Entries taken from a collection:
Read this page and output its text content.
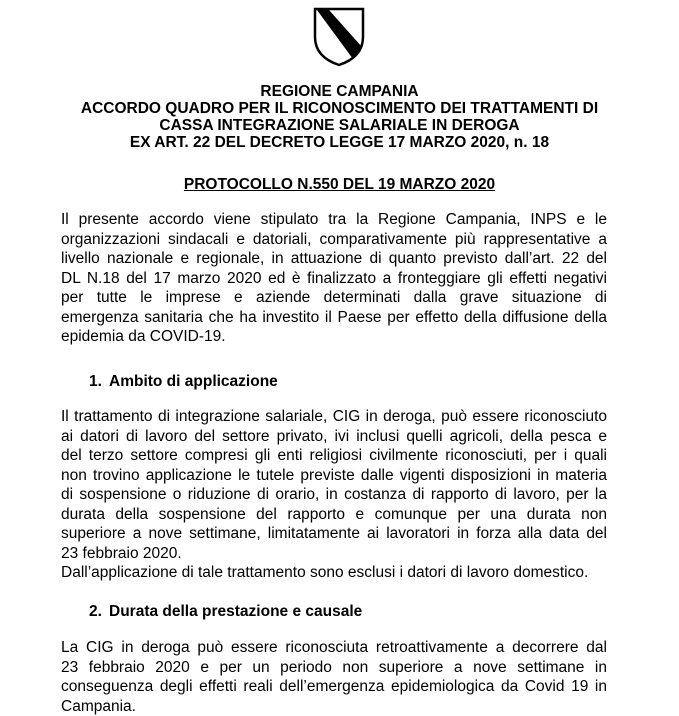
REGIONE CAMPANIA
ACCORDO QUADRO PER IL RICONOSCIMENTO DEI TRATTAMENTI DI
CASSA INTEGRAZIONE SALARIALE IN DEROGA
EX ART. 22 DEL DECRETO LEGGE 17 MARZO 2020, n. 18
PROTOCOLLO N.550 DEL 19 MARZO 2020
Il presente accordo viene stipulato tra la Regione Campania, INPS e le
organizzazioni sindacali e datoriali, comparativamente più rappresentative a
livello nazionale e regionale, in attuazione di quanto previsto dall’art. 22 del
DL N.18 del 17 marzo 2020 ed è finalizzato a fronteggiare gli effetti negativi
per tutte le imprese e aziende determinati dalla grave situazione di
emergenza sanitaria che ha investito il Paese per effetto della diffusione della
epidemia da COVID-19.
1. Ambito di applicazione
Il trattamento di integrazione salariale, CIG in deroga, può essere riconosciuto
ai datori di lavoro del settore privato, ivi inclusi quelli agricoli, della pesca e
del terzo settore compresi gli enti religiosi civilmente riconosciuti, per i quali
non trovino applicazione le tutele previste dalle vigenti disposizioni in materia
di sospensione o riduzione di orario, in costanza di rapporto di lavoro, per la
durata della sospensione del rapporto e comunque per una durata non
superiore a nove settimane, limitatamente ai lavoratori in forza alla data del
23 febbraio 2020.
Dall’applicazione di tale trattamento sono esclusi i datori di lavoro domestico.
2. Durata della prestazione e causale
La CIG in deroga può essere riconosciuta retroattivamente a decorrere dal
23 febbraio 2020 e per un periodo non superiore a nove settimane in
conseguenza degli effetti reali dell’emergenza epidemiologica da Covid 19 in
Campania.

==

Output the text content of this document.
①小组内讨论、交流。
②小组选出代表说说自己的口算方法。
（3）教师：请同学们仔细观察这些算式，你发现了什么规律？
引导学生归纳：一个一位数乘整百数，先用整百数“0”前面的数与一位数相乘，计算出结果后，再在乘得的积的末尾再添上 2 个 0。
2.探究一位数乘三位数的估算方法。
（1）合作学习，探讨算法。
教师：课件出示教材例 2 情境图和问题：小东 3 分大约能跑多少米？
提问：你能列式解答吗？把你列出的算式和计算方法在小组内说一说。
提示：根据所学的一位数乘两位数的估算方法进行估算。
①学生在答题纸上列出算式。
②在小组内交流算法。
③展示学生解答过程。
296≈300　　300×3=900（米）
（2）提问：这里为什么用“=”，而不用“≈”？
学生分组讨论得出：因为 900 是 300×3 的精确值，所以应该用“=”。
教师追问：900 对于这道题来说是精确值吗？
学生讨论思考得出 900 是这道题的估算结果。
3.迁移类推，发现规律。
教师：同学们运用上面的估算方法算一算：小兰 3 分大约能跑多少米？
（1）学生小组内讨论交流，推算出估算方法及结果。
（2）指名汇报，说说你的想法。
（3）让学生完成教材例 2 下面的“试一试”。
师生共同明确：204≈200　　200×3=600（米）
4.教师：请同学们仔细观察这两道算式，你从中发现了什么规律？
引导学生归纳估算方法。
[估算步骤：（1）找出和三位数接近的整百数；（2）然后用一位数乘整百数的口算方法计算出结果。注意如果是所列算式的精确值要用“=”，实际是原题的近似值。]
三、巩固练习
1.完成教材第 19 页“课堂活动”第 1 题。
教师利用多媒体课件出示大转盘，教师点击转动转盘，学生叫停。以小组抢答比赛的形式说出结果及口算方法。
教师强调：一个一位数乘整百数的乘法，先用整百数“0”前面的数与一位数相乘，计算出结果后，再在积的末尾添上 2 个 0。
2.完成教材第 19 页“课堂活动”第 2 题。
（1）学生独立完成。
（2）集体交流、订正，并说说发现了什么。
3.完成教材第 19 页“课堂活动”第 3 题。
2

--

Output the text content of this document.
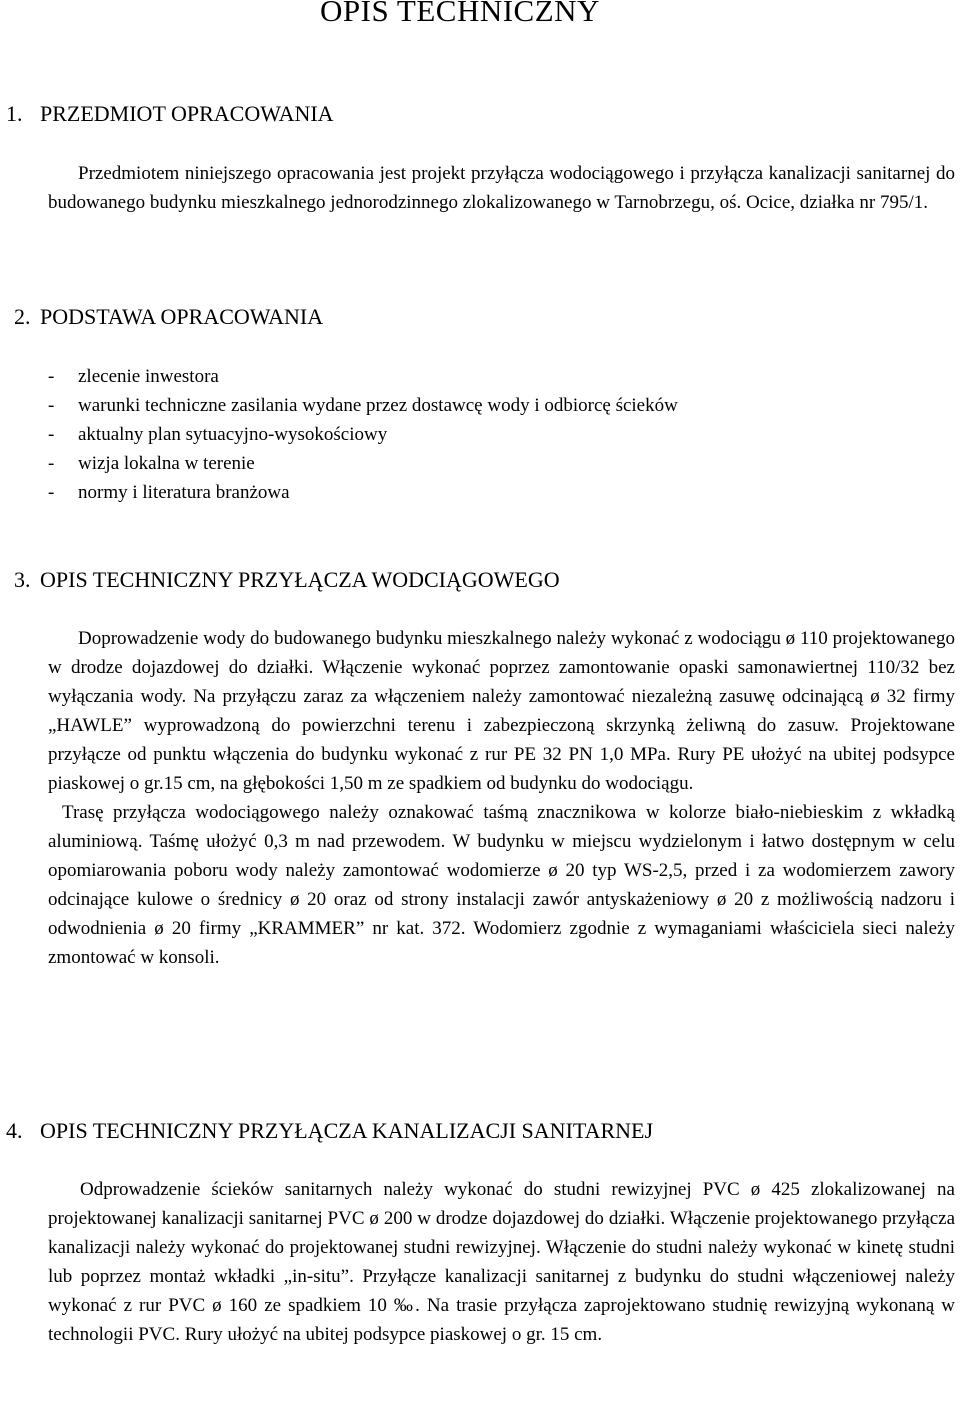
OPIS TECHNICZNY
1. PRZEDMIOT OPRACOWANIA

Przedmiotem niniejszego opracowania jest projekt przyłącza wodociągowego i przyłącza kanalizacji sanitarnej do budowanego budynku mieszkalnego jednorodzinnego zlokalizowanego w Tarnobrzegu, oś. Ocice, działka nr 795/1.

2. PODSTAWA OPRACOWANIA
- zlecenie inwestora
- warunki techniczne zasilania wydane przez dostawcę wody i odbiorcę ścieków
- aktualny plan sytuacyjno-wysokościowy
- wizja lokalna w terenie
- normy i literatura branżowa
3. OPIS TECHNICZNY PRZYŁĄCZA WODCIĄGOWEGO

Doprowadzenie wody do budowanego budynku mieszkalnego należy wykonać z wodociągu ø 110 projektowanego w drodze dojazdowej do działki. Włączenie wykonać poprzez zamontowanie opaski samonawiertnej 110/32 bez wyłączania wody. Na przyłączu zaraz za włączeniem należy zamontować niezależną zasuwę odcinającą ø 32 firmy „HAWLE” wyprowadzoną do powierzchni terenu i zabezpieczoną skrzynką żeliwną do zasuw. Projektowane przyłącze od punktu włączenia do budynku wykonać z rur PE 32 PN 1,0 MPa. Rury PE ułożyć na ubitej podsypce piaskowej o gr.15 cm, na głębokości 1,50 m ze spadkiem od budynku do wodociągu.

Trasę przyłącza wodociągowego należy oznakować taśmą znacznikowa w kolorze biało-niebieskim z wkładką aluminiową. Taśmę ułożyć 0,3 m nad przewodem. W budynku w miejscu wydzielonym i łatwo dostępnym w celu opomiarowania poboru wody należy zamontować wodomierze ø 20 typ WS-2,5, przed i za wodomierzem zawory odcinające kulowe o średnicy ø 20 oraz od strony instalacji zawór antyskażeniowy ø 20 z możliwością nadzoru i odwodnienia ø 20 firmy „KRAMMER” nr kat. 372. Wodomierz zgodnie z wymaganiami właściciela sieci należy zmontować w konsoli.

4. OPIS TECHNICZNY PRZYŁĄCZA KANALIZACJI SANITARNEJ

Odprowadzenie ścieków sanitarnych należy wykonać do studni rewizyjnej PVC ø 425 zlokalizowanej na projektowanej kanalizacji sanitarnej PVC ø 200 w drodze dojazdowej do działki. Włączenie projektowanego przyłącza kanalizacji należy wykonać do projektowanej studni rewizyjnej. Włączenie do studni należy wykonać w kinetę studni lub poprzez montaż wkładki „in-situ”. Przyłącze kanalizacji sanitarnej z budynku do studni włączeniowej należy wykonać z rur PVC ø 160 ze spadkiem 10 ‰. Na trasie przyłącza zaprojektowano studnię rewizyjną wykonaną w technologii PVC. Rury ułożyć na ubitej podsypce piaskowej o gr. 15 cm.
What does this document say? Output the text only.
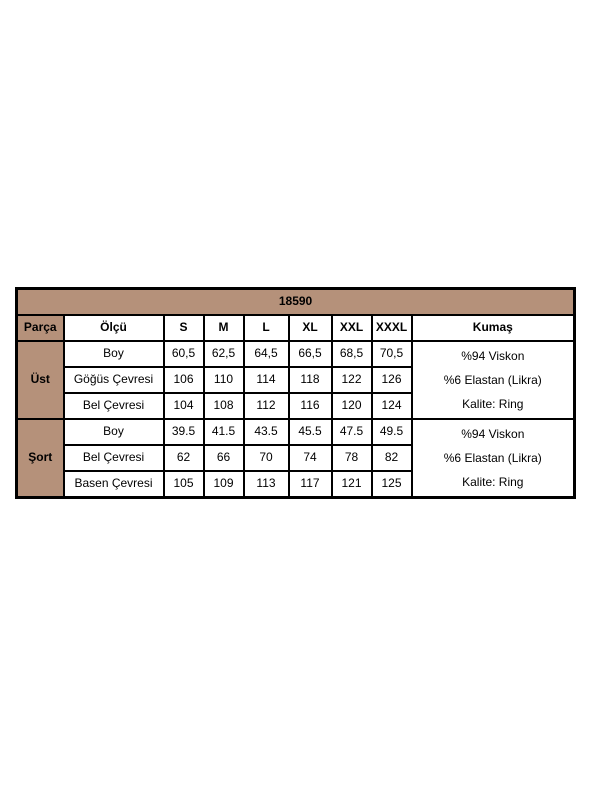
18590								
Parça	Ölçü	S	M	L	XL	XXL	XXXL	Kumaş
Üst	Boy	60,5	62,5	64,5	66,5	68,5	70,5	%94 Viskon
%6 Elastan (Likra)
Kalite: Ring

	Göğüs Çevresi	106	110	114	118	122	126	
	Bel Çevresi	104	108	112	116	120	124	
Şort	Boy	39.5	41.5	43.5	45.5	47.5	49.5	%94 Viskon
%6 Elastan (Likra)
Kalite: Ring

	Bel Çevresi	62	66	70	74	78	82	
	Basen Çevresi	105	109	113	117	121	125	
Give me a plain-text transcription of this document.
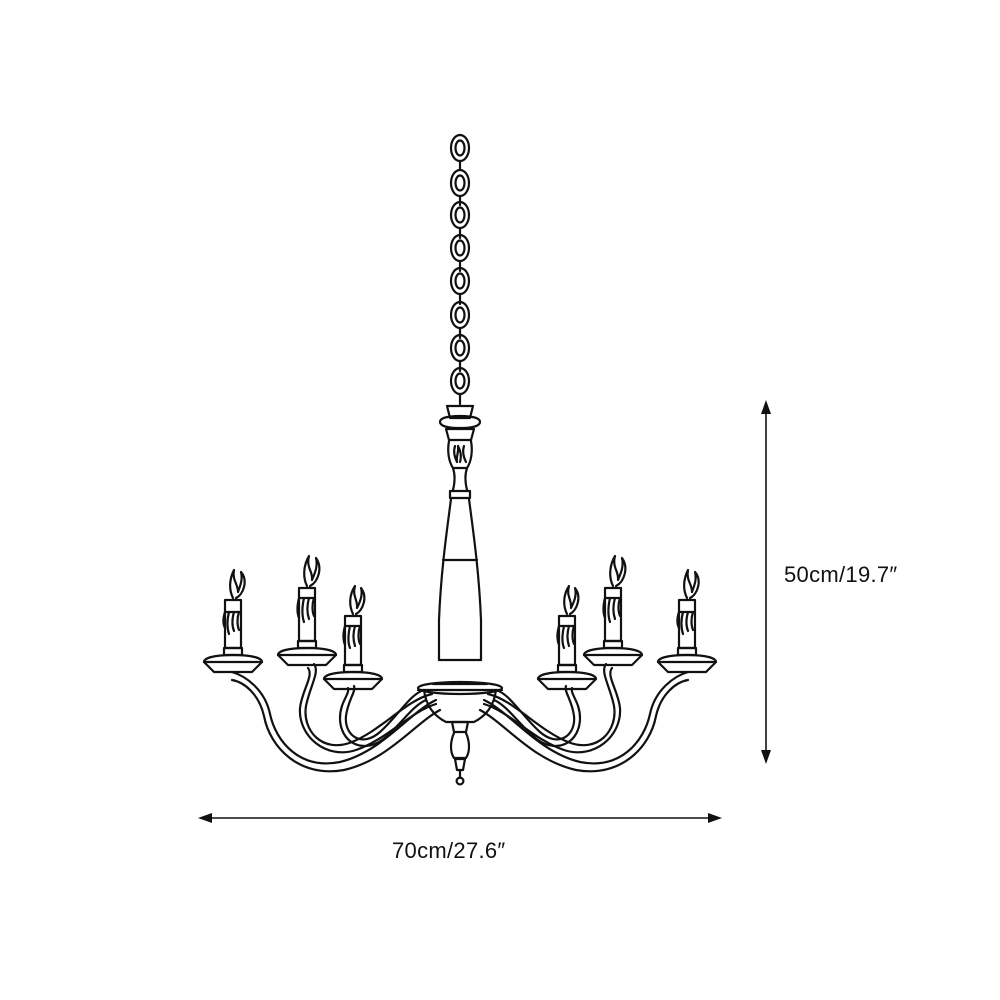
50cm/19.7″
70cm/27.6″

WHAT THE TASK REQUIRES:
Copy every line of the listing where the word "emergenza" appears.

EXERCISE ANSWER:
emergenza sanitaria che ha investito il Paese per effetto della diffusione della
conseguenza degli effetti reali dell’emergenza epidemiologica da Covid 19 in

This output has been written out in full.